*Dataset records:*
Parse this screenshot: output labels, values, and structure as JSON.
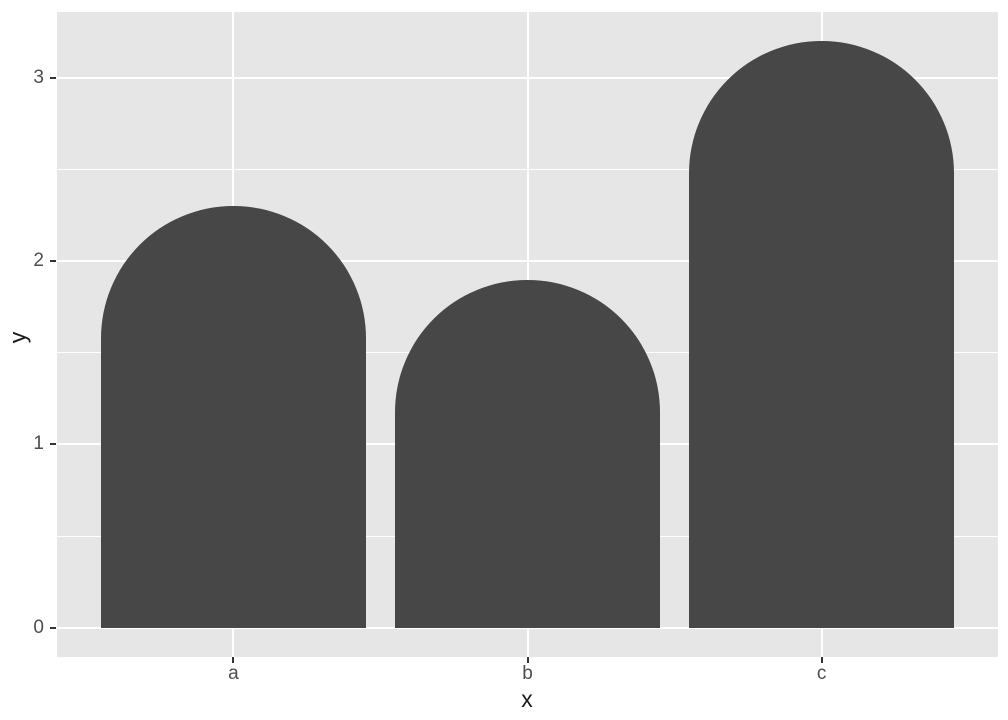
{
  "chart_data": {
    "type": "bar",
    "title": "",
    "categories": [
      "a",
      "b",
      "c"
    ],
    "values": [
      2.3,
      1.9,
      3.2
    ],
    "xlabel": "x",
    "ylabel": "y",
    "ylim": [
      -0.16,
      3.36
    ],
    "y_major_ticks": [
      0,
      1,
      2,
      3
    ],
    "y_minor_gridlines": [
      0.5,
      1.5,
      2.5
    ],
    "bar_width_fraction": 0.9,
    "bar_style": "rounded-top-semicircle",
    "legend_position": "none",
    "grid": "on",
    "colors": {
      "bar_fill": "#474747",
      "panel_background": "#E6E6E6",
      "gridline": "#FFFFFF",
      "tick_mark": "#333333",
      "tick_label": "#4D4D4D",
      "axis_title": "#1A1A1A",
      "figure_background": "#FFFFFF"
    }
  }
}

* * *

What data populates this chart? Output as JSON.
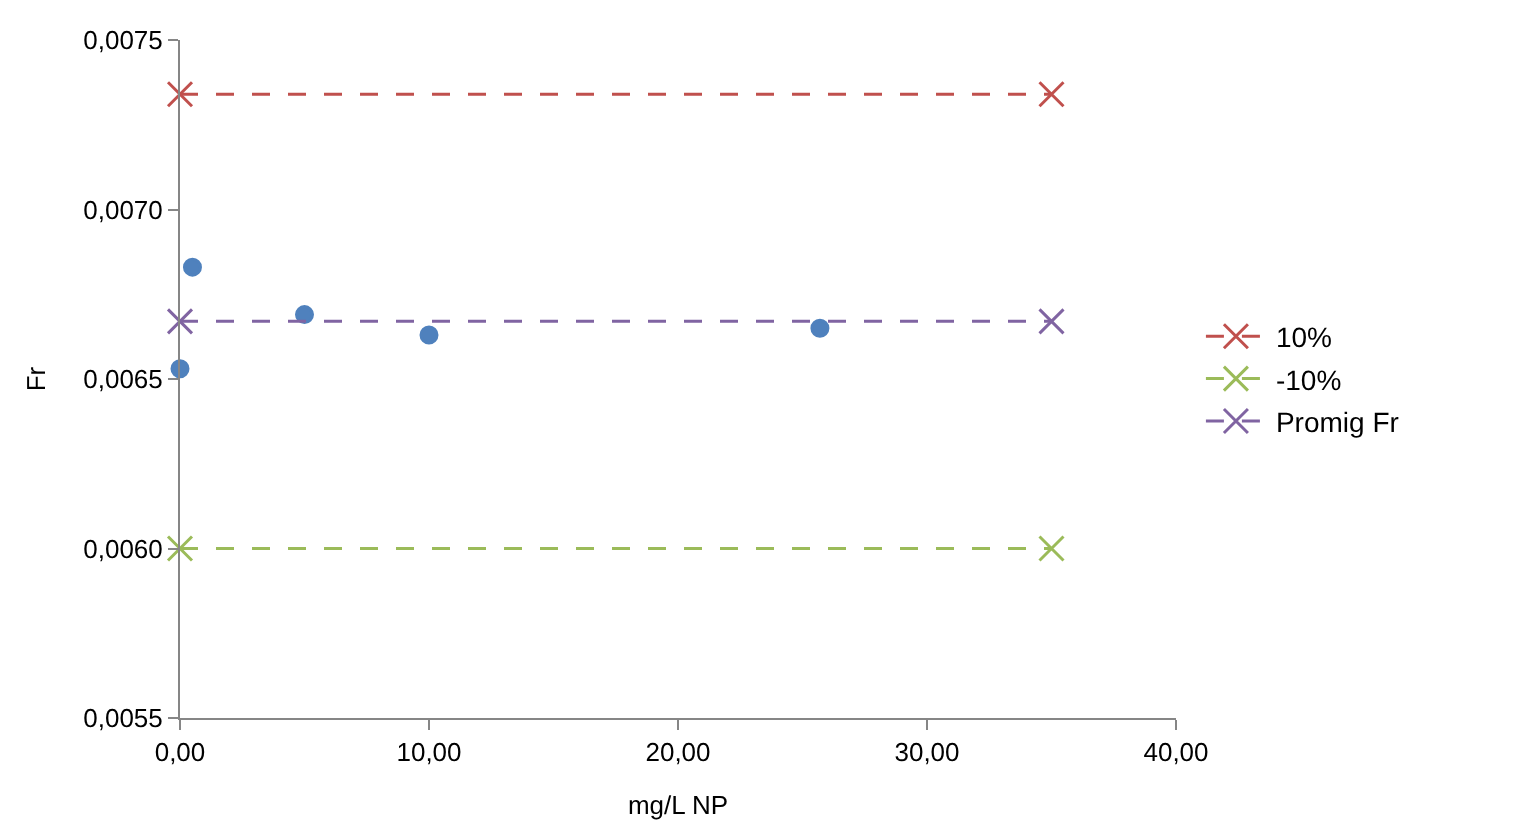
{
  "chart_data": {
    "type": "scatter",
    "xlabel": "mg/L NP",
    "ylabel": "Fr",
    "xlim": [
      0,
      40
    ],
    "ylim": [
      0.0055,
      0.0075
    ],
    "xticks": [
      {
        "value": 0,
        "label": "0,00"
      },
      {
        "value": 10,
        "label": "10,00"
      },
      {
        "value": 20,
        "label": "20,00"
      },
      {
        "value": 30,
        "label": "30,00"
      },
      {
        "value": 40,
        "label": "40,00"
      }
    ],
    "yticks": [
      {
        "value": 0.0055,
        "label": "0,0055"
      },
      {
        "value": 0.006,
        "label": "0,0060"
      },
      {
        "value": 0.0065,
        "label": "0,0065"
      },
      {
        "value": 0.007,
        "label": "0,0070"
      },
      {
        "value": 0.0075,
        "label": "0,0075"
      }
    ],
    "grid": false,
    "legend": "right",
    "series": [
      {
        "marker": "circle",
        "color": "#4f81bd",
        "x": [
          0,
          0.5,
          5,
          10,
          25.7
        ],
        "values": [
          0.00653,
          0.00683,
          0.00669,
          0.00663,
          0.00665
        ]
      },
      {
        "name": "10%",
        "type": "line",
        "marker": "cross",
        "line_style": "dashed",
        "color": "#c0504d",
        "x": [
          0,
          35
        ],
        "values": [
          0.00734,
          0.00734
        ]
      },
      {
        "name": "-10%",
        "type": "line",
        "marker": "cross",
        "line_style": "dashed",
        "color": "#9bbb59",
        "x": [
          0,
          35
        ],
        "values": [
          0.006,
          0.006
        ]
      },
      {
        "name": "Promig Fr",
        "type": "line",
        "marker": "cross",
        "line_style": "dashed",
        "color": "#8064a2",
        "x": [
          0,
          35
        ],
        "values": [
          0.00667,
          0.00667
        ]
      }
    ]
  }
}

*What is required:* Using the listing above, show each line holding the string "JSON".

*The answer:*
Parse this screenshot: output labels, values, and structure as JSON.
What data populates this chart? Output as JSON.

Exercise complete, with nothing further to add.